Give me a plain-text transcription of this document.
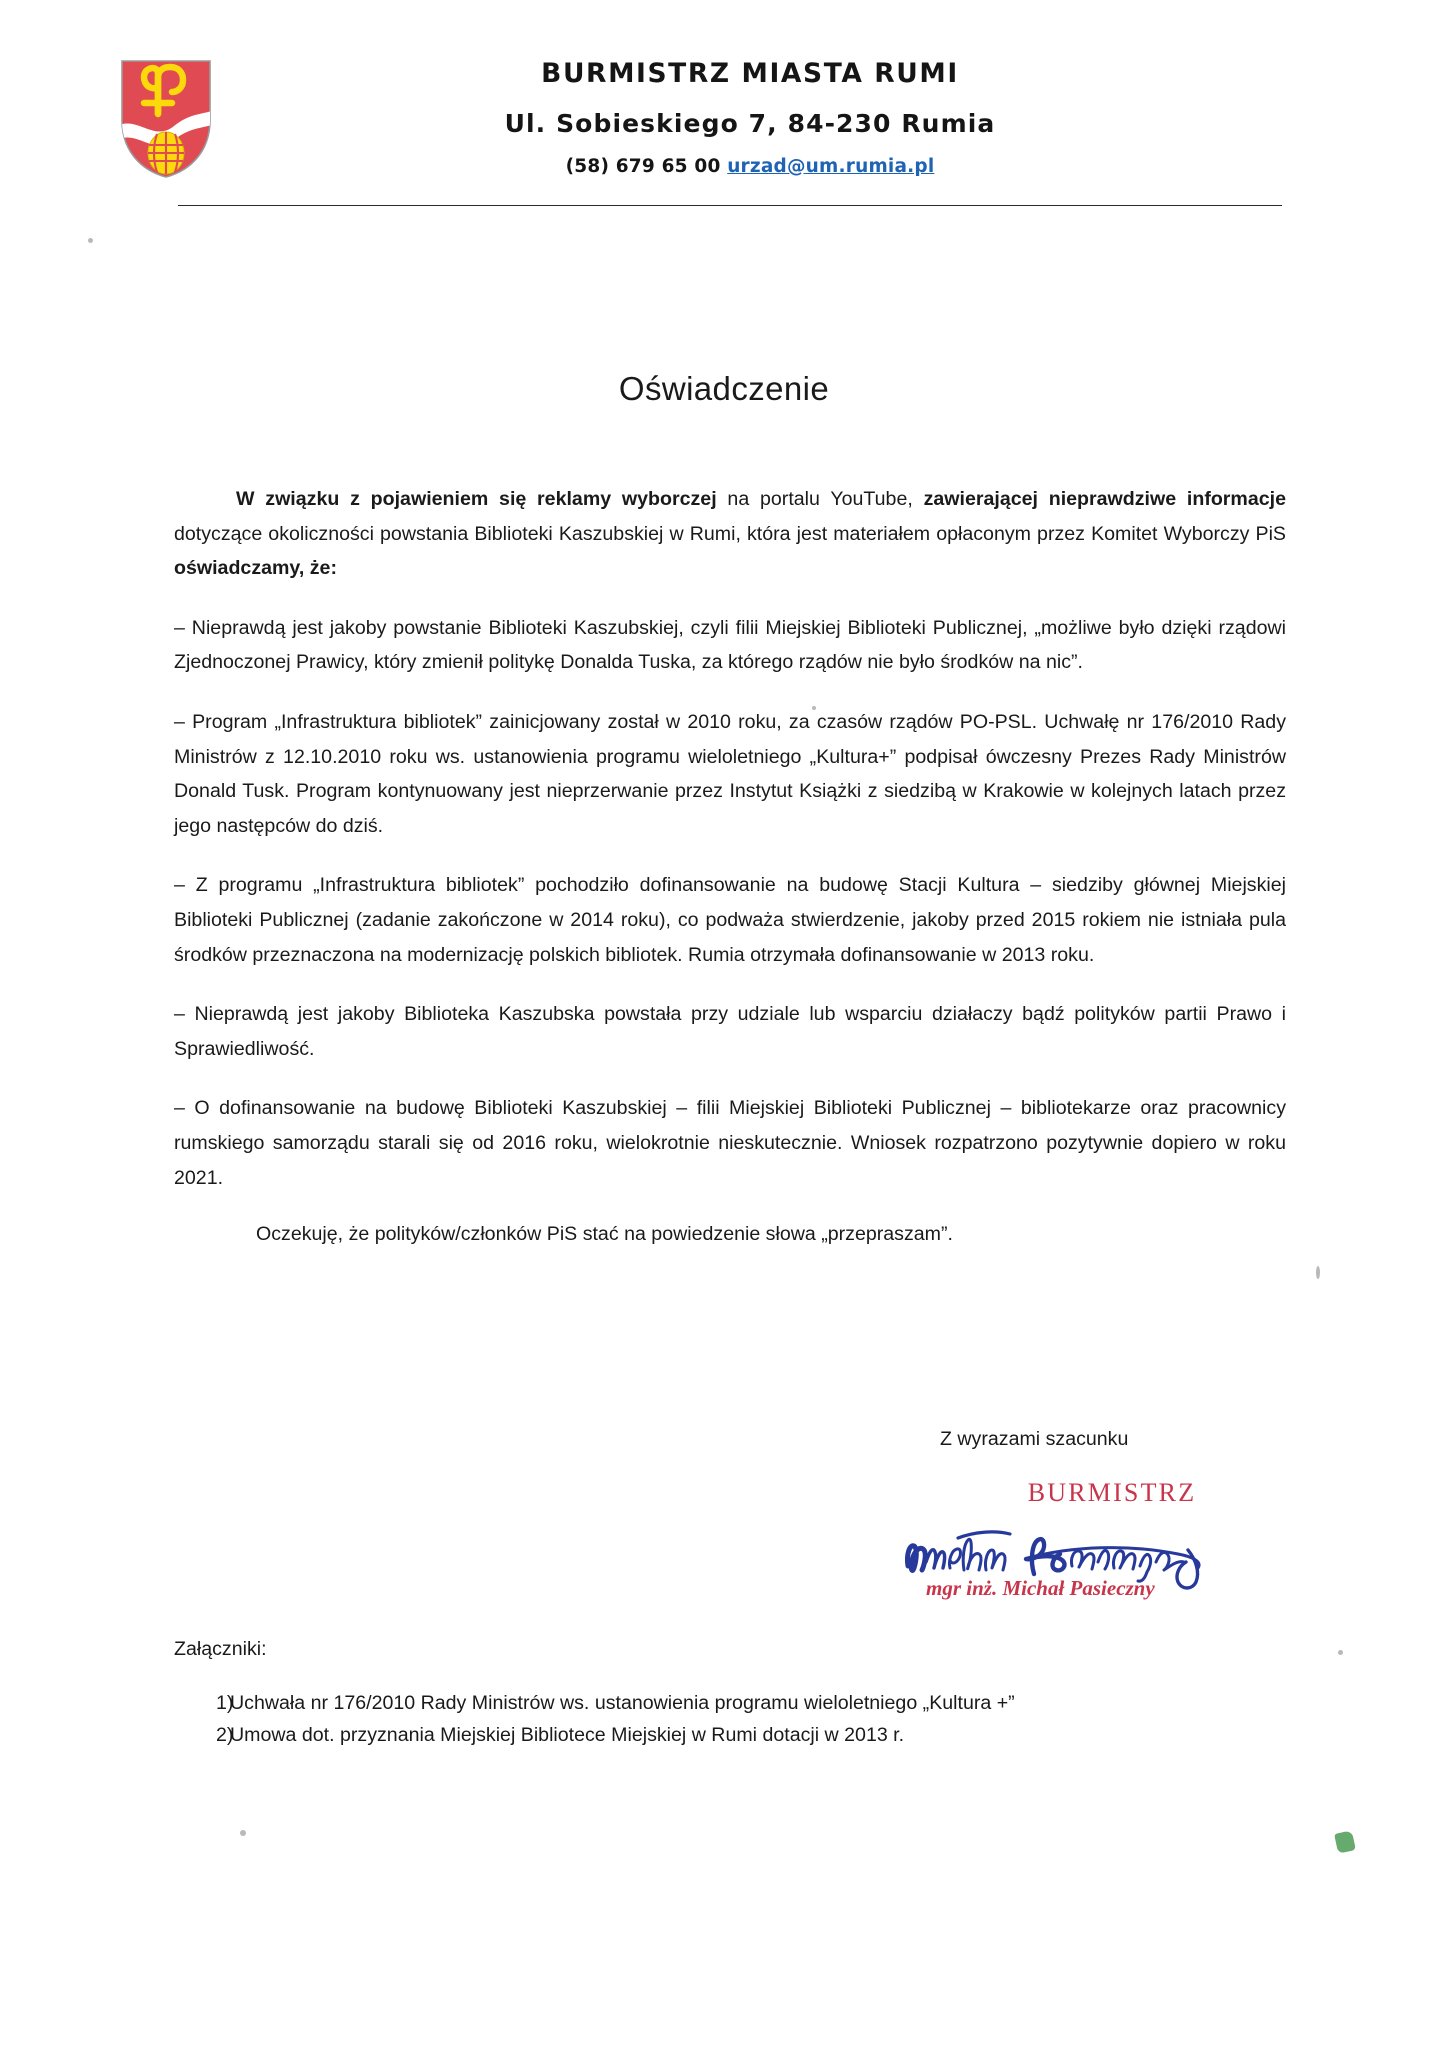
BURMISTRZ MIASTA RUMI
Ul. Sobieskiego 7, 84-230 Rumia
(58) 679 65 00 urzad@um.rumia.pl
Oświadczenie

W związku z pojawieniem się reklamy wyborczej na portalu YouTube, zawierającej nieprawdziwe informacje dotyczące okoliczności powstania Biblioteki Kaszubskiej w Rumi, która jest materiałem opłaconym przez Komitet Wyborczy PiS oświadczamy, że:

– Nieprawdą jest jakoby powstanie Biblioteki Kaszubskiej, czyli filii Miejskiej Biblioteki Publicznej, „możliwe było dzięki rządowi Zjednoczonej Prawicy, który zmienił politykę Donalda Tuska, za którego rządów nie było środków na nic”.

– Program „Infrastruktura bibliotek” zainicjowany został w 2010 roku, za czasów rządów PO-PSL. Uchwałę nr 176/2010 Rady Ministrów z 12.10.2010 roku ws. ustanowienia programu wieloletniego „Kultura+” podpisał ówczesny Prezes Rady Ministrów Donald Tusk. Program kontynuowany jest nieprzerwanie przez Instytut Książki z siedzibą w Krakowie w kolejnych latach przez jego następców do dziś.

– Z programu „Infrastruktura bibliotek” pochodziło dofinansowanie na budowę Stacji Kultura – siedziby głównej Miejskiej Biblioteki Publicznej (zadanie zakończone w 2014 roku), co podważa stwierdzenie, jakoby przed 2015 rokiem nie istniała pula środków przeznaczona na modernizację polskich bibliotek. Rumia otrzymała dofinansowanie w 2013 roku.

– Nieprawdą jest jakoby Biblioteka Kaszubska powstała przy udziale lub wsparciu działaczy bądź polityków partii Prawo i Sprawiedliwość.

– O dofinansowanie na budowę Biblioteki Kaszubskiej – filii Miejskiej Biblioteki Publicznej – bibliotekarze oraz pracownicy rumskiego samorządu starali się od 2016 roku, wielokrotnie nieskutecznie. Wniosek rozpatrzono pozytywnie dopiero w roku 2021.

Oczekuję, że polityków/członków PiS stać na powiedzenie słowa „przepraszam”.

Z wyrazami szacunku
BURMISTRZ
mgr inż. Michał Pasieczny
Załączniki:
1)
Uchwała nr 176/2010 Rady Ministrów ws. ustanowienia programu wieloletniego „Kultura +”
2)
Umowa dot. przyznania Miejskiej Bibliotece Miejskiej w Rumi dotacji w 2013 r.
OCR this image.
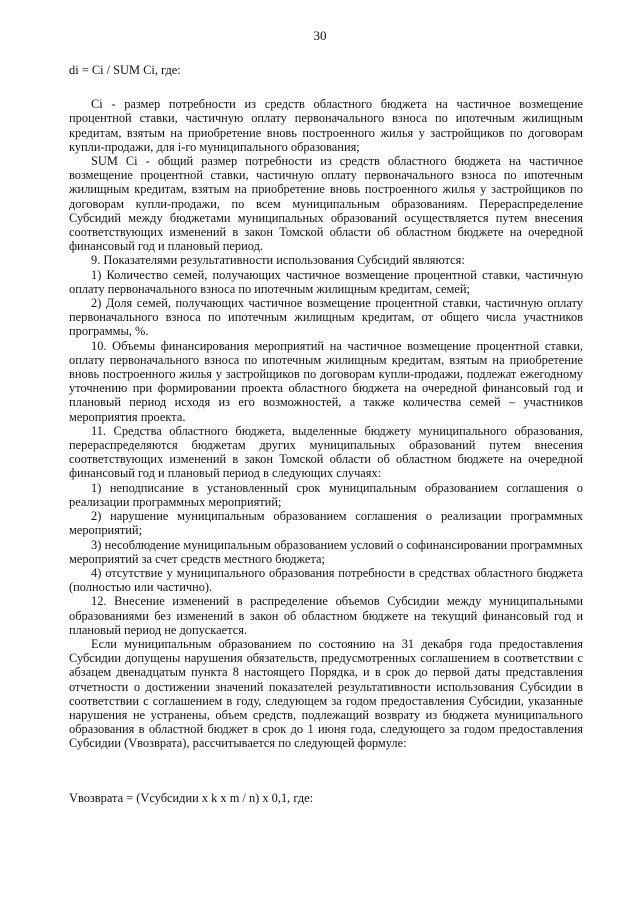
30

di = Ci / SUM Ci, где:

Ci - размер потребности из средств областного бюджета на частичное возмещение процентной ставки, частичную оплату первоначального взноса по ипотечным жилищным кредитам, взятым на приобретение вновь построенного жилья у застройщиков по договорам купли-продажи, для i-го муниципального образования;

SUM Ci - общий размер потребности из средств областного бюджета на частичное возмещение процентной ставки, частичную оплату первоначального взноса по ипотечным жилищным кредитам, взятым на приобретение вновь построенного жилья у застройщиков по договорам купли-продажи, по всем муниципальным образованиям. Перераспределение Субсидий между бюджетами муниципальных образований осуществляется путем внесения соответствующих изменений в закон Томской области об областном бюджете на очередной финансовый год и плановый период.

9. Показателями результативности использования Субсидий являются:

1) Количество семей, получающих частичное возмещение процентной ставки, частичную оплату первоначального взноса по ипотечным жилищным кредитам, семей;

2) Доля семей, получающих частичное возмещение процентной ставки, частичную оплату первоначального взноса по ипотечным жилищным кредитам, от общего числа участников программы, %.

10. Объемы финансирования мероприятий на частичное возмещение процентной ставки, оплату первоначального взноса по ипотечным жилищным кредитам, взятым на приобретение вновь построенного жилья у застройщиков по договорам купли-продажи, подлежат ежегодному уточнению при формировании проекта областного бюджета на очередной финансовый год и плановый период исходя из его возможностей, а также количества семей – участников мероприятия проекта.

11. Средства областного бюджета, выделенные бюджету муниципального образования, перераспределяются бюджетам других муниципальных образований путем внесения соответствующих изменений в закон Томской области об областном бюджете на очередной финансовый год и плановый период в следующих случаях:

1) неподписание в установленный срок муниципальным образованием соглашения о реализации программных мероприятий;

2) нарушение муниципальным образованием соглашения о реализации программных мероприятий;

3) несоблюдение муниципальным образованием условий о софинансировании программных мероприятий за счет средств местного бюджета;

4) отсутствие у муниципального образования потребности в средствах областного бюджета (полностью или частично).

12. Внесение изменений в распределение объемов Субсидии между муниципальными образованиями без изменений в закон об областном бюджете на текущий финансовый год и плановый период не допускается.

Если муниципальным образованием по состоянию на 31 декабря года предоставления Субсидии допущены нарушения обязательств, предусмотренных соглашением в соответствии с абзацем двенадцатым пункта 8 настоящего Порядка, и в срок до первой даты представления отчетности о достижении значений показателей результативности использования Субсидии в соответствии с соглашением в году, следующем за годом предоставления Субсидии, указанные нарушения не устранены, объем средств, подлежащий возврату из бюджета муниципального образования в областной бюджет в срок до 1 июня года, следующего за годом предоставления Субсидии (Vвозврата), рассчитывается по следующей формуле:

Vвозврата = (Vсубсидии x k x m / n) x 0,1, где:
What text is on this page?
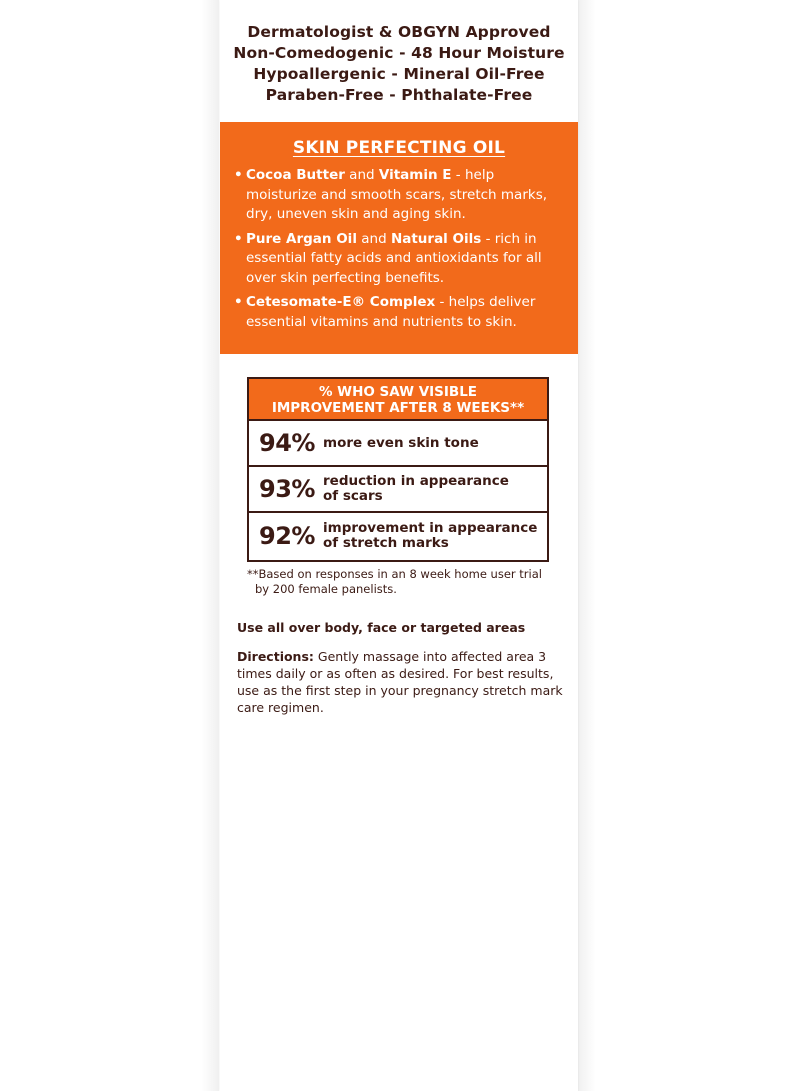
Dermatologist & OBGYN Approved
Non-Comedogenic - 48 Hour Moisture
Hypoallergenic - Mineral Oil-Free
Paraben-Free - Phthalate-Free
SKIN PERFECTING OIL
• Cocoa Butter and Vitamin E - help moisturize and smooth scars, stretch marks, dry, uneven skin and aging skin.
• Pure Argan Oil and Natural Oils - rich in essential fatty acids and antioxidants for all over skin perfecting benefits.
• Cetesomate-E® Complex - helps deliver essential vitamins and nutrients to skin.
% WHO SAW VISIBLE
IMPROVEMENT AFTER 8 WEEKS**
94% more even skin tone
93% reduction in appearance
of scars
92% improvement in appearance
of stretch marks
**Based on responses in an 8 week home user trial
by 200 female panelists.
Use all over body, face or targeted areas
Directions: Gently massage into affected area 3 times daily or as often as desired. For best results, use as the first step in your pregnancy stretch mark care regimen.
★ ★ ★ ★ ★ ★ ★
The request - Search the preceding listing for "polityków" and extract every line where it is found.

Task answer -
– Nieprawdą jest jakoby Biblioteka Kaszubska powstała przy udziale lub wsparciu działaczy bądź polityków partii Prawo i Sprawiedliwość.
Oczekuję, że polityków/członków PiS stać na powiedzenie słowa „przepraszam”.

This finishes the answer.